Source document.
Multilevel Microdissection and Functional-Structural Profiling of Human Renal Arterial Branches

Renal vascular dysfunction plays a critical role in the pathogenesis of multiple clinical conditions, including acute kidney injury, renal ischemia, and hypertension, presenting significant challenges in clinical management and adversely affecting patient outcomes. The isolation and functional characterization of intrarenal arteries are crucial for elucidating the mechanisms underlying renal vascular dysfunction, particularly related to kidney injury, and guiding targeted therapeutic development. Despite its clinical importance, standardized approaches for isolating and functionally assessing human intrarenal arteries across different branching levels remain underdeveloped. This protocol provides a comprehensive framework for the systematic isolation and multimodal evaluation of intrarenal arterial branches, incorporating functional and structural assessments under both physiological and pathological conditions. The methodology encompasses three key components: (1) precise anatomical identification and microdissection of intrarenal arteries from donor kidneys, accompanied by Hematoxylin-Eosin (H&E) staining for structural confirmation; (2) rigorous normalization procedures in wire myography to enhance measurement reproducibility and reliability; and (3) quantitative analysis of vasomotor responses using precision wire myography techniques. Normalization is based on the muscle length-tension relationship, where incremental stretching of arterial segments establishes an optimal resting tension to maximize actin-myosin overlap, thereby eliciting peak contractile responses. In wire myography, isolated vessel segments are suspended between two parallel wires, allowing precise measurement of vascular tension. By applying rigorous normalization protocols, this technique enables reproducible and reliable quantification of vascular reactivity across diverse pathophysiological conditions and pharmacological interventions.

What you will do.
Answer these questions about the renal artery protocol summary:
1. Which staining method confirms the structure of the dissected arteries?
2. What relationship is the normalization procedure based on?
3. In wire myography, what are the isolated vessel segments suspended between?
The material after this point comes from a separate source.

Source information.
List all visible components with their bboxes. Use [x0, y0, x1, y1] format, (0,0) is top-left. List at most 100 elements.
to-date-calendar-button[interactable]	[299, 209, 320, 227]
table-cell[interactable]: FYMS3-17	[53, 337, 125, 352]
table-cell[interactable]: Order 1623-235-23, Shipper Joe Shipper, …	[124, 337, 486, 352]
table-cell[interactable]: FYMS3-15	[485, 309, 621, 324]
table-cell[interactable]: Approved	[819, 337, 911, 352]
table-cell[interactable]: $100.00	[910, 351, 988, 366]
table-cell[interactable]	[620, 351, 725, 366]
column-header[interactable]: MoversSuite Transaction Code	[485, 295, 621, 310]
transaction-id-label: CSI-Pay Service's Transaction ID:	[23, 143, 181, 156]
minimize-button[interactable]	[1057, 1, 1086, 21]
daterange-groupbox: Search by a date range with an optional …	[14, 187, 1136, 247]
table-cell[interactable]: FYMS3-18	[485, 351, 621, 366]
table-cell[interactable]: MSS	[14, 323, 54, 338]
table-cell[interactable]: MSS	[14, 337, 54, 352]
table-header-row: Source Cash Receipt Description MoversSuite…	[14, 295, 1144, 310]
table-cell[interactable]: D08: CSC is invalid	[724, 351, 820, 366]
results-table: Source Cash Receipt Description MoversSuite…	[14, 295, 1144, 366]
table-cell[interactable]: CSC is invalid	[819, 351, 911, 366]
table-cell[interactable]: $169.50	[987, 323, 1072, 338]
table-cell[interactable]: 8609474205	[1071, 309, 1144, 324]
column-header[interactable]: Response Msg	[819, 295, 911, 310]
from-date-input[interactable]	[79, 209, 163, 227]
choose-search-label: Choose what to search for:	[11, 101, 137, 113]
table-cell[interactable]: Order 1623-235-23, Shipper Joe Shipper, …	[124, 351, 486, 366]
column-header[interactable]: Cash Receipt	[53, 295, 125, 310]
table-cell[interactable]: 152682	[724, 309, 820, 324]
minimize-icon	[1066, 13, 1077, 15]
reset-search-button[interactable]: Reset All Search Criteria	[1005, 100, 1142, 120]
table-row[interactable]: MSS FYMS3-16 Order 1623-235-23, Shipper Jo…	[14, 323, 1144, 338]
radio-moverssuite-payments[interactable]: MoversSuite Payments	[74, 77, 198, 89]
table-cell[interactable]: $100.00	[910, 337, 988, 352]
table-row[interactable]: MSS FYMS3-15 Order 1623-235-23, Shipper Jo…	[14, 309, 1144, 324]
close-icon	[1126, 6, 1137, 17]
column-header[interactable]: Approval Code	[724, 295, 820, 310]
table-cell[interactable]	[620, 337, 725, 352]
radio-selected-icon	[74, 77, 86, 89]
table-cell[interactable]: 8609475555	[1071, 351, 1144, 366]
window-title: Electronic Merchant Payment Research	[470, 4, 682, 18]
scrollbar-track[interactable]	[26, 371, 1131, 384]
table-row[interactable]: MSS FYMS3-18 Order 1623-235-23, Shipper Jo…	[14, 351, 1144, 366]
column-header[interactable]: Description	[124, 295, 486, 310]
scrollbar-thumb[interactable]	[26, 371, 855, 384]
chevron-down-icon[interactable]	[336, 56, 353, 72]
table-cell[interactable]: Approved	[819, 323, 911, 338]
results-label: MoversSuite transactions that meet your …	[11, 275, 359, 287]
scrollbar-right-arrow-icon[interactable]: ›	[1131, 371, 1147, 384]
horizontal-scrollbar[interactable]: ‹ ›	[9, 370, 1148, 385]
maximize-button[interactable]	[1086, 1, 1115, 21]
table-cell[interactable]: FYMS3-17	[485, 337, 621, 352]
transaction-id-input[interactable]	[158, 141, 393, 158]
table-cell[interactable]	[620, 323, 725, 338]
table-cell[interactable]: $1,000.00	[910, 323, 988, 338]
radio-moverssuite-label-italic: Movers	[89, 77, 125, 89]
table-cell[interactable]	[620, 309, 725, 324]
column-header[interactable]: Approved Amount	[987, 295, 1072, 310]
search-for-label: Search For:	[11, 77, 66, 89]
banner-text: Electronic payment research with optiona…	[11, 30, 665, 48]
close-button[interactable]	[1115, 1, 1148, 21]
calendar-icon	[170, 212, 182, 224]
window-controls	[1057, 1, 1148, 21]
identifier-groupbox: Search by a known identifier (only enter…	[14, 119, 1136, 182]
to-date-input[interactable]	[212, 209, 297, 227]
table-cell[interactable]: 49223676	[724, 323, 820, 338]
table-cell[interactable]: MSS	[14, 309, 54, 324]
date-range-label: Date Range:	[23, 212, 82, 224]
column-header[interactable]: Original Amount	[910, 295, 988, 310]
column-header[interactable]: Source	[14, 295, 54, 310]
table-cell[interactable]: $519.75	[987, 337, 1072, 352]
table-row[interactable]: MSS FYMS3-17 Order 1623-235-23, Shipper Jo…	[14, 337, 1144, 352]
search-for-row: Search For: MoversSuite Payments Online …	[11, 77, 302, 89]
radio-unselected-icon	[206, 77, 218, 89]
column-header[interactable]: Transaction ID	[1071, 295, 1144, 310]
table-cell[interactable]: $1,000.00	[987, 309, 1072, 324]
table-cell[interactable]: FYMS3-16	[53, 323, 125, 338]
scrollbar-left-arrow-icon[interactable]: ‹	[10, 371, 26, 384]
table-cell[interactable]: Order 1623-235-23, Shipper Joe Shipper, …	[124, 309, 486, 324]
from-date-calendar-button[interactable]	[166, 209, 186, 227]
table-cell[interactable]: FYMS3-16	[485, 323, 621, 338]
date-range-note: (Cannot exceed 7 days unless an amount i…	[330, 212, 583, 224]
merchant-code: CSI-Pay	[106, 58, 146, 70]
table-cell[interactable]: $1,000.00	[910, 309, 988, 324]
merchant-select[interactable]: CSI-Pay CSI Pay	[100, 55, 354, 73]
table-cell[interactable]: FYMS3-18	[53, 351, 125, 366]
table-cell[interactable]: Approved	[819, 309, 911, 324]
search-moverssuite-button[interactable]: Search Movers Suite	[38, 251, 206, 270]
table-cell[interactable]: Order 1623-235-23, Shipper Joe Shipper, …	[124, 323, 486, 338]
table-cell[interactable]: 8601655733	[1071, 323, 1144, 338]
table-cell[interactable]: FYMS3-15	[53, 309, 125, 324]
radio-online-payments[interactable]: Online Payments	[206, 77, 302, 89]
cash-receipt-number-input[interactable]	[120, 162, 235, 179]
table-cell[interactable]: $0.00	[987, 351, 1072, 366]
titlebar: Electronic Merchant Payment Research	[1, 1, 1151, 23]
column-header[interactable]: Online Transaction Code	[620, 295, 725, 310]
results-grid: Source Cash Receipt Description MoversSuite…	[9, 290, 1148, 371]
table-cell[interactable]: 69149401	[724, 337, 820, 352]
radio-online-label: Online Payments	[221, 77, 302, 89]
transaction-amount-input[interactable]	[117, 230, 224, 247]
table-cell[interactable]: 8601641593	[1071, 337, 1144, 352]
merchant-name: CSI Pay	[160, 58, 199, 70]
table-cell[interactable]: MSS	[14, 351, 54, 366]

Written reply.
1. Hematoxylin-Eosin (H&E) staining.
2. The muscle length-tension relationship.
3. Two parallel wires.